***** Entries provided *****

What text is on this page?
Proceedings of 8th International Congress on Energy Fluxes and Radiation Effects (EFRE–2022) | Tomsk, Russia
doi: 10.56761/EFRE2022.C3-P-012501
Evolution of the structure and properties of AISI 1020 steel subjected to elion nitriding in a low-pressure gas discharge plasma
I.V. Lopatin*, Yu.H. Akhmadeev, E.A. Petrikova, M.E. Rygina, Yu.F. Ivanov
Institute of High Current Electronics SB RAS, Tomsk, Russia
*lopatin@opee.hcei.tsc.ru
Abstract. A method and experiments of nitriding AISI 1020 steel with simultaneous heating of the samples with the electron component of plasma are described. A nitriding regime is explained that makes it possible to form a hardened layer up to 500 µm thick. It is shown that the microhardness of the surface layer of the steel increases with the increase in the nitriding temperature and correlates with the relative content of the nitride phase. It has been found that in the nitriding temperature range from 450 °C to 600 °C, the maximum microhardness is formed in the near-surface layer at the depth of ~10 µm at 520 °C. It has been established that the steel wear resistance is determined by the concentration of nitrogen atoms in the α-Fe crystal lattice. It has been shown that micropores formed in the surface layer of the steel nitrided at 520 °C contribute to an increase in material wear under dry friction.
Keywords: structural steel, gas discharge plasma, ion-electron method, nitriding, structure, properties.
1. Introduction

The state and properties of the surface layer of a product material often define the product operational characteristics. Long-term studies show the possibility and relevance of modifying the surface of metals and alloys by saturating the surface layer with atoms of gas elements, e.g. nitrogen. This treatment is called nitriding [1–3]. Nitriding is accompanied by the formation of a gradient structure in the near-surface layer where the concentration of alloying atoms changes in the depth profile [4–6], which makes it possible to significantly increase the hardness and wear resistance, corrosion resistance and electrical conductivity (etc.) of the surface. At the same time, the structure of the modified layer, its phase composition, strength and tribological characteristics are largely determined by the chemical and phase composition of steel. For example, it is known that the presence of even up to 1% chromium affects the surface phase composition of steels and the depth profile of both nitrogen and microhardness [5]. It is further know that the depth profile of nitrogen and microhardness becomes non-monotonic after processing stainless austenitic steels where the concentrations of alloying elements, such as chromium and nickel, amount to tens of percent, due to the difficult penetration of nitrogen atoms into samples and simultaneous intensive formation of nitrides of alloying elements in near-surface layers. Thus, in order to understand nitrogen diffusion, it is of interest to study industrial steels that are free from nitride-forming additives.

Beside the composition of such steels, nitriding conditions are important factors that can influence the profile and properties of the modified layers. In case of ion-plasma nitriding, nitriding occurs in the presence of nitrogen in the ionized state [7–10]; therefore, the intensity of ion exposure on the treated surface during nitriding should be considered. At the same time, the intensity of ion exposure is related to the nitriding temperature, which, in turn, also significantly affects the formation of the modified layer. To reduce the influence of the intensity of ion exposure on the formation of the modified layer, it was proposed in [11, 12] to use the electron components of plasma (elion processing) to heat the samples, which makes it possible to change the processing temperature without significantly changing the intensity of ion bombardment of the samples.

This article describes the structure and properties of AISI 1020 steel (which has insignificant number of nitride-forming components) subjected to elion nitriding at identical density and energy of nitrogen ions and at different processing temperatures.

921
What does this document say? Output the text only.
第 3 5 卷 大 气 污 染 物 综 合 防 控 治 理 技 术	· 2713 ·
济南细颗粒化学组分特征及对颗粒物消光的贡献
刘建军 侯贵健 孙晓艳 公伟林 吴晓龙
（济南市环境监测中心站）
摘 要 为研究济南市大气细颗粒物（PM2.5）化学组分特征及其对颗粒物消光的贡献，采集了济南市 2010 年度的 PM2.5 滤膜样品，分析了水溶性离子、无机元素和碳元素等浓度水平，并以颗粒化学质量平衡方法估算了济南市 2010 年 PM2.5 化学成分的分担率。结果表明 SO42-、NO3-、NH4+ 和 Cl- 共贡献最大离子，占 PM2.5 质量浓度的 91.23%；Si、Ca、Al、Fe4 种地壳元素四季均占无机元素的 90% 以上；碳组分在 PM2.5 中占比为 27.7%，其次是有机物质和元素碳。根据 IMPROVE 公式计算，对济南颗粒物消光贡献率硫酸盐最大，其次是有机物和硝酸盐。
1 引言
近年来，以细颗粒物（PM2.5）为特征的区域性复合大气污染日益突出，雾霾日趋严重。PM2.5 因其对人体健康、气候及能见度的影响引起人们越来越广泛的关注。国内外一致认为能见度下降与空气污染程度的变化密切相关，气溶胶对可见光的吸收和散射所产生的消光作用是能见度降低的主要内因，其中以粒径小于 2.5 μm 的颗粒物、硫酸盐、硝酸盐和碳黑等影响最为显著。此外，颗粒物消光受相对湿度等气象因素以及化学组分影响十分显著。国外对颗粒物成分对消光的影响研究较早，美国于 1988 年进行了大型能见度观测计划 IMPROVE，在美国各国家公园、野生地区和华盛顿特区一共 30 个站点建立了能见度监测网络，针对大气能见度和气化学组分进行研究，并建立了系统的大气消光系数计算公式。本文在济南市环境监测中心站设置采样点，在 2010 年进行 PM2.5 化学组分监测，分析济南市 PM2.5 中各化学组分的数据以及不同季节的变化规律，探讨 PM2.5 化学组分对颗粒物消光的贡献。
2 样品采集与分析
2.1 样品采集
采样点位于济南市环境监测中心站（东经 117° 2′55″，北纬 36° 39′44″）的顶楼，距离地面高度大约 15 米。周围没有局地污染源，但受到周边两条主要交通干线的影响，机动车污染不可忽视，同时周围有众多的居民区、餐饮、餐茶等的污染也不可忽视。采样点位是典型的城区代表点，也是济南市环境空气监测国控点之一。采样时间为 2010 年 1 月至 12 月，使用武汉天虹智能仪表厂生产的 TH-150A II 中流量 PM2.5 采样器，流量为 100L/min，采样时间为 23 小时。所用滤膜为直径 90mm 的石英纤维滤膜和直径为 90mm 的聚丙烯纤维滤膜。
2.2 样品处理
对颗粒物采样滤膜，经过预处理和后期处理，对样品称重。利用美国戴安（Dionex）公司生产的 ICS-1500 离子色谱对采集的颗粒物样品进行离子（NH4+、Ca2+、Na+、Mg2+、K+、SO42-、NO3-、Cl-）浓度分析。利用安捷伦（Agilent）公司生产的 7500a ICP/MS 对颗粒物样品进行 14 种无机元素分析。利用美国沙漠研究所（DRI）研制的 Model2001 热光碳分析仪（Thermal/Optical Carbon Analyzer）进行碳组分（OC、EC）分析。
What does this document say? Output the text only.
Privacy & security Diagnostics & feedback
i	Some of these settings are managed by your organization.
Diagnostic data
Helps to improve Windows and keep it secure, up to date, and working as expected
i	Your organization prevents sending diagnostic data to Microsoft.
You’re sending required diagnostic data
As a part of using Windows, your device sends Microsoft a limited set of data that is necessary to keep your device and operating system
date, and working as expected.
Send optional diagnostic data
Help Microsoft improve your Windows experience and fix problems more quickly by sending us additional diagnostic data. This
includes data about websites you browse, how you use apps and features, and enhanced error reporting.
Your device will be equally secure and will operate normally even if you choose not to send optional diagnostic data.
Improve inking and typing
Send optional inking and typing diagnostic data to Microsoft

*****

- **Work required**: Exactly reproduce all of the entries above.

- **The answer**:
What text is on this page?
Proceedings of 8th International Congress on Energy Fluxes and Radiation Effects (EFRE–2022) | Tomsk, Russia
doi: 10.56761/EFRE2022.C3-P-012501
Evolution of the structure and properties of AISI 1020 steel subjected to elion nitriding in a low-pressure gas discharge plasma
I.V. Lopatin*, Yu.H. Akhmadeev, E.A. Petrikova, M.E. Rygina, Yu.F. Ivanov
Institute of High Current Electronics SB RAS, Tomsk, Russia
*lopatin@opee.hcei.tsc.ru
Abstract. A method and experiments of nitriding AISI 1020 steel with simultaneous heating of the samples with the electron component of plasma are described. A nitriding regime is explained that makes it possible to form a hardened layer up to 500 µm thick. It is shown that the microhardness of the surface layer of the steel increases with the increase in the nitriding temperature and correlates with the relative content of the nitride phase. It has been found that in the nitriding temperature range from 450 °C to 600 °C, the maximum microhardness is formed in the near-surface layer at the depth of ~10 µm at 520 °C. It has been established that the steel wear resistance is determined by the concentration of nitrogen atoms in the α-Fe crystal lattice. It has been shown that micropores formed in the surface layer of the steel nitrided at 520 °C contribute to an increase in material wear under dry friction.
Keywords: structural steel, gas discharge plasma, ion-electron method, nitriding, structure, properties.
1. Introduction

The state and properties of the surface layer of a product material often define the product operational characteristics. Long-term studies show the possibility and relevance of modifying the surface of metals and alloys by saturating the surface layer with atoms of gas elements, e.g. nitrogen. This treatment is called nitriding [1–3]. Nitriding is accompanied by the formation of a gradient structure in the near-surface layer where the concentration of alloying atoms changes in the depth profile [4–6], which makes it possible to significantly increase the hardness and wear resistance, corrosion resistance and electrical conductivity (etc.) of the surface. At the same time, the structure of the modified layer, its phase composition, strength and tribological characteristics are largely determined by the chemical and phase composition of steel. For example, it is known that the presence of even up to 1% chromium affects the surface phase composition of steels and the depth profile of both nitrogen and microhardness [5]. It is further know that the depth profile of nitrogen and microhardness becomes non-monotonic after processing stainless austenitic steels where the concentrations of alloying elements, such as chromium and nickel, amount to tens of percent, due to the difficult penetration of nitrogen atoms into samples and simultaneous intensive formation of nitrides of alloying elements in near-surface layers. Thus, in order to understand nitrogen diffusion, it is of interest to study industrial steels that are free from nitride-forming additives.

Beside the composition of such steels, nitriding conditions are important factors that can influence the profile and properties of the modified layers. In case of ion-plasma nitriding, nitriding occurs in the presence of nitrogen in the ionized state [7–10]; therefore, the intensity of ion exposure on the treated surface during nitriding should be considered. At the same time, the intensity of ion exposure is related to the nitriding temperature, which, in turn, also significantly affects the formation of the modified layer. To reduce the influence of the intensity of ion exposure on the formation of the modified layer, it was proposed in [11, 12] to use the electron components of plasma (elion processing) to heat the samples, which makes it possible to change the processing temperature without significantly changing the intensity of ion bombardment of the samples.

This article describes the structure and properties of AISI 1020 steel (which has insignificant number of nitride-forming components) subjected to elion nitriding at identical density and energy of nitrogen ions and at different processing temperatures.

921
What does this document say? Output the text only.
第 3 5 卷 大 气 污 染 物 综 合 防 控 治 理 技 术	· 2713 ·
济南细颗粒化学组分特征及对颗粒物消光的贡献
刘建军 侯贵健 孙晓艳 公伟林 吴晓龙
（济南市环境监测中心站）
摘 要 为研究济南市大气细颗粒物（PM2.5）化学组分特征及其对颗粒物消光的贡献，采集了济南市 2010 年度的 PM2.5 滤膜样品，分析了水溶性离子、无机元素和碳元素等浓度水平，并以颗粒化学质量平衡方法估算了济南市 2010 年 PM2.5 化学成分的分担率。结果表明 SO42-、NO3-、NH4+ 和 Cl- 共贡献最大离子，占 PM2.5 质量浓度的 91.23%；Si、Ca、Al、Fe4 种地壳元素四季均占无机元素的 90% 以上；碳组分在 PM2.5 中占比为 27.7%，其次是有机物质和元素碳。根据 IMPROVE 公式计算，对济南颗粒物消光贡献率硫酸盐最大，其次是有机物和硝酸盐。
1 引言
近年来，以细颗粒物（PM2.5）为特征的区域性复合大气污染日益突出，雾霾日趋严重。PM2.5 因其对人体健康、气候及能见度的影响引起人们越来越广泛的关注。国内外一致认为能见度下降与空气污染程度的变化密切相关，气溶胶对可见光的吸收和散射所产生的消光作用是能见度降低的主要内因，其中以粒径小于 2.5 μm 的颗粒物、硫酸盐、硝酸盐和碳黑等影响最为显著。此外，颗粒物消光受相对湿度等气象因素以及化学组分影响十分显著。国外对颗粒物成分对消光的影响研究较早，美国于 1988 年进行了大型能见度观测计划 IMPROVE，在美国各国家公园、野生地区和华盛顿特区一共 30 个站点建立了能见度监测网络，针对大气能见度和气化学组分进行研究，并建立了系统的大气消光系数计算公式。本文在济南市环境监测中心站设置采样点，在 2010 年进行 PM2.5 化学组分监测，分析济南市 PM2.5 中各化学组分的数据以及不同季节的变化规律，探讨 PM2.5 化学组分对颗粒物消光的贡献。
2 样品采集与分析
2.1 样品采集
采样点位于济南市环境监测中心站（东经 117° 2′55″，北纬 36° 39′44″）的顶楼，距离地面高度大约 15 米。周围没有局地污染源，但受到周边两条主要交通干线的影响，机动车污染不可忽视，同时周围有众多的居民区、餐饮、餐茶等的污染也不可忽视。采样点位是典型的城区代表点，也是济南市环境空气监测国控点之一。采样时间为 2010 年 1 月至 12 月，使用武汉天虹智能仪表厂生产的 TH-150A II 中流量 PM2.5 采样器，流量为 100L/min，采样时间为 23 小时。所用滤膜为直径 90mm 的石英纤维滤膜和直径为 90mm 的聚丙烯纤维滤膜。
2.2 样品处理
对颗粒物采样滤膜，经过预处理和后期处理，对样品称重。利用美国戴安（Dionex）公司生产的 ICS-1500 离子色谱对采集的颗粒物样品进行离子（NH4+、Ca2+、Na+、Mg2+、K+、SO42-、NO3-、Cl-）浓度分析。利用安捷伦（Agilent）公司生产的 7500a ICP/MS 对颗粒物样品进行 14 种无机元素分析。利用美国沙漠研究所（DRI）研制的 Model2001 热光碳分析仪（Thermal/Optical Carbon Analyzer）进行碳组分（OC、EC）分析。
What does this document say? Output the text only.
Privacy & security Diagnostics & feedback
i	Some of these settings are managed by your organization.
Diagnostic data
Helps to improve Windows and keep it secure, up to date, and working as expected
i	Your organization prevents sending diagnostic data to Microsoft.
You’re sending required diagnostic data
As a part of using Windows, your device sends Microsoft a limited set of data that is necessary to keep your device and operating system
date, and working as expected.
Send optional diagnostic data
Help Microsoft improve your Windows experience and fix problems more quickly by sending us additional diagnostic data. This
includes data about websites you browse, how you use apps and features, and enhanced error reporting.
Your device will be equally secure and will operate normally even if you choose not to send optional diagnostic data.
Improve inking and typing
Send optional inking and typing diagnostic data to Microsoft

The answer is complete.